#### [SELECTED EXTRACT]

=== Begin Enclosure ===

How to explain the nuclear radius of Uranium 238 using QM

[JD_PM]

I am studying how to determine the nuclear charge radius from direct measurement of the Coulomb energy differences of nuclei.

My book says that there is strong evidence which suggests that the nuclear force does not distinguish between protons and neutrons. Thus changing a proton into a neutron should not affect the nuclear energy of the system; only the Coulomb energy should change. Besides, it works out an easy example; transition from He to H; the energy difference between He and H is thus a measure of the Coulomb energy of the second proton, and the usual formula for the Coulomb repulsion energy can be used to calculate the distance between the protons and thus the size of the nucleus.

Then presents the difficulties of working with Uranium 238; 'in general it is not possible to calculate this effect to sufficient accuracy to be able to extract the Coulomb energy'. But then it starts focus on mirror nuclei pairs;

As you can see it derived a formula for energy differences on mirror nuclei but forgot about U; how could we explain the nature of the nuclear radius of Uranium 238 if we cannot do so by Coulomb's law?
I would like to discuss it using quantum mechanics.

=== End Enclosure ===

#### [SUPPLIED ENTRIES]
=== Begin Enclosure ===

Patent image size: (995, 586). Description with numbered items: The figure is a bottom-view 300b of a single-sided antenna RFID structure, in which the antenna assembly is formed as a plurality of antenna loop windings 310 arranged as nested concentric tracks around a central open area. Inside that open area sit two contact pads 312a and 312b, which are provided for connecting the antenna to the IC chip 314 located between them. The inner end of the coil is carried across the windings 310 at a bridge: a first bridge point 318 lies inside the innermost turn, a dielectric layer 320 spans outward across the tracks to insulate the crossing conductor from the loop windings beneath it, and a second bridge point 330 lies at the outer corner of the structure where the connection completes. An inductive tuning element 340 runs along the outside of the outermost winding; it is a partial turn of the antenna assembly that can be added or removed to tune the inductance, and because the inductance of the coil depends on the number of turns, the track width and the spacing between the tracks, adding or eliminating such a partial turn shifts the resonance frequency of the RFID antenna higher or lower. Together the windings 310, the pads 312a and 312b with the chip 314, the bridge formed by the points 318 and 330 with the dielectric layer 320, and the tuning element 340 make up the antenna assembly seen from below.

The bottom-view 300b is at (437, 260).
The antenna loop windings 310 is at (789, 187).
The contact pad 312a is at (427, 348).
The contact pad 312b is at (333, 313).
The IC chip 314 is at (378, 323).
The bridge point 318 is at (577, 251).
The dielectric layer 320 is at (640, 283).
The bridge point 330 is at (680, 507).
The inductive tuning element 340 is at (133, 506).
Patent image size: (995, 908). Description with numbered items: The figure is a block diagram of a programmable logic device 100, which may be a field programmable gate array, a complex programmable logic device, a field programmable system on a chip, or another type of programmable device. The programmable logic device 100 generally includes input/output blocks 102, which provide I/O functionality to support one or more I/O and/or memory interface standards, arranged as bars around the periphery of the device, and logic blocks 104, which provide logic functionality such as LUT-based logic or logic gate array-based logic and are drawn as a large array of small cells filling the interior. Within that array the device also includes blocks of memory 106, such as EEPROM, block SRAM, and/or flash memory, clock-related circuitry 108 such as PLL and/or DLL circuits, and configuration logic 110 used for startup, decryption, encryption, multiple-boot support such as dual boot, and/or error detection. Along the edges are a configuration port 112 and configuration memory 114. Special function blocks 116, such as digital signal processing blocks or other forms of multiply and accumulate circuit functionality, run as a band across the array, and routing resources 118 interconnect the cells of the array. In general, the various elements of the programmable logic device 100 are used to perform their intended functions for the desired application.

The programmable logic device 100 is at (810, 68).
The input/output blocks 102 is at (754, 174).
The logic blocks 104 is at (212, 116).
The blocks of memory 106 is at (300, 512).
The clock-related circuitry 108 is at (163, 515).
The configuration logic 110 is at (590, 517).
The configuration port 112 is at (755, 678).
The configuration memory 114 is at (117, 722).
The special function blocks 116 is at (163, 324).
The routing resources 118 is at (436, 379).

=== End Enclosure ===

In the forum post about the nuclear radius of uranium 238, what does the book say changing a proton into a neutron should not affect?

#### [OUTPUT]
The nuclear energy of the system.